» MATERIAL PROVIDED:
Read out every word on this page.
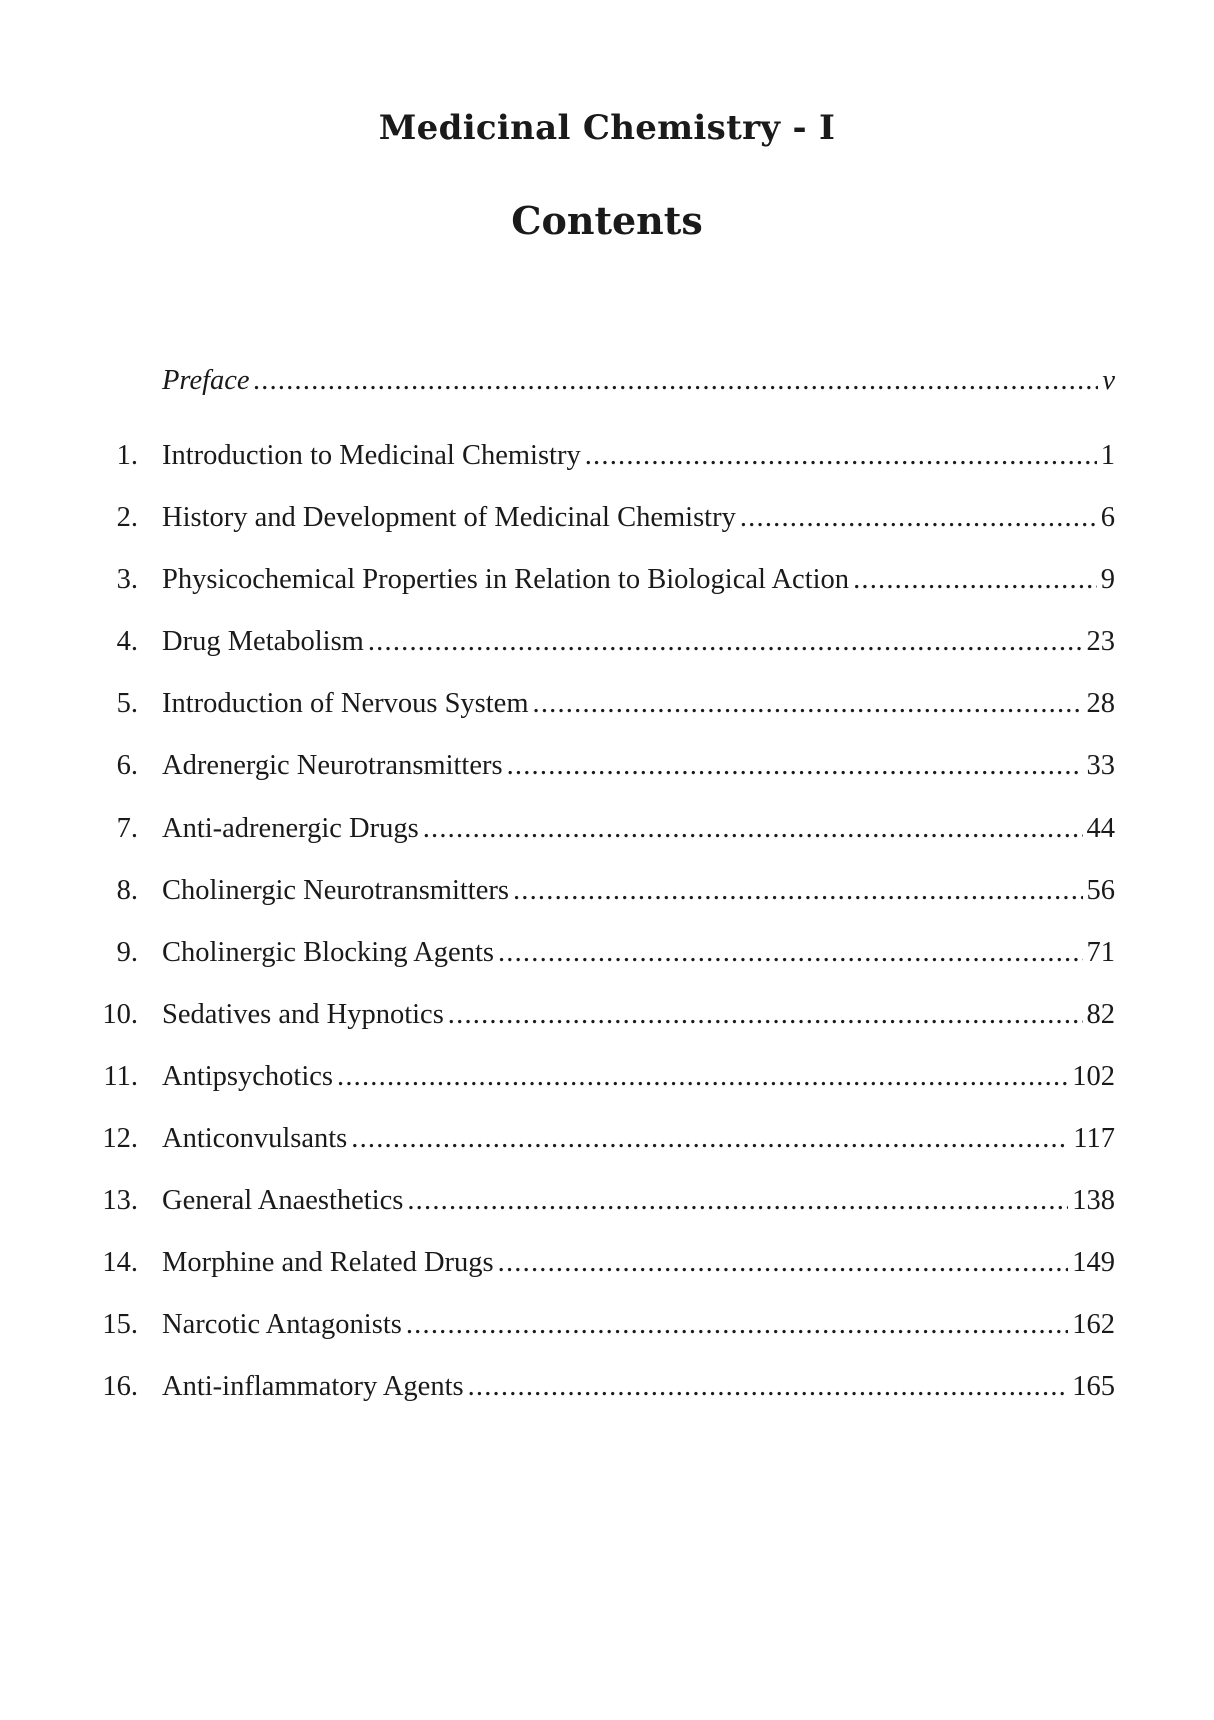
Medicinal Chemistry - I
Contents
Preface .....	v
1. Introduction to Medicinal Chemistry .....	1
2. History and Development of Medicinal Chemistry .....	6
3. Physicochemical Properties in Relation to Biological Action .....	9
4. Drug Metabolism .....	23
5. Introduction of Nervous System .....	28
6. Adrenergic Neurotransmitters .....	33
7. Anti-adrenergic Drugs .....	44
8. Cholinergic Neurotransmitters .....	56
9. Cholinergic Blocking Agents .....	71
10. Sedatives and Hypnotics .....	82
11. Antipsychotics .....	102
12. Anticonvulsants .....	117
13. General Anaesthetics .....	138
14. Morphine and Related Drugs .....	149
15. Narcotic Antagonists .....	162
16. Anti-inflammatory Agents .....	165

» PROBLEM TO WORK ON:
Leave out the pictures and return every record word for word.

» WRITTEN REPLY:
Read out every word on this page.
Medicinal Chemistry - I
Contents
Preface .....	v
1. Introduction to Medicinal Chemistry .....	1
2. History and Development of Medicinal Chemistry .....	6
3. Physicochemical Properties in Relation to Biological Action .....	9
4. Drug Metabolism .....	23
5. Introduction of Nervous System .....	28
6. Adrenergic Neurotransmitters .....	33
7. Anti-adrenergic Drugs .....	44
8. Cholinergic Neurotransmitters .....	56
9. Cholinergic Blocking Agents .....	71
10. Sedatives and Hypnotics .....	82
11. Antipsychotics .....	102
12. Anticonvulsants .....	117
13. General Anaesthetics .....	138
14. Morphine and Related Drugs .....	149
15. Narcotic Antagonists .....	162
16. Anti-inflammatory Agents .....	165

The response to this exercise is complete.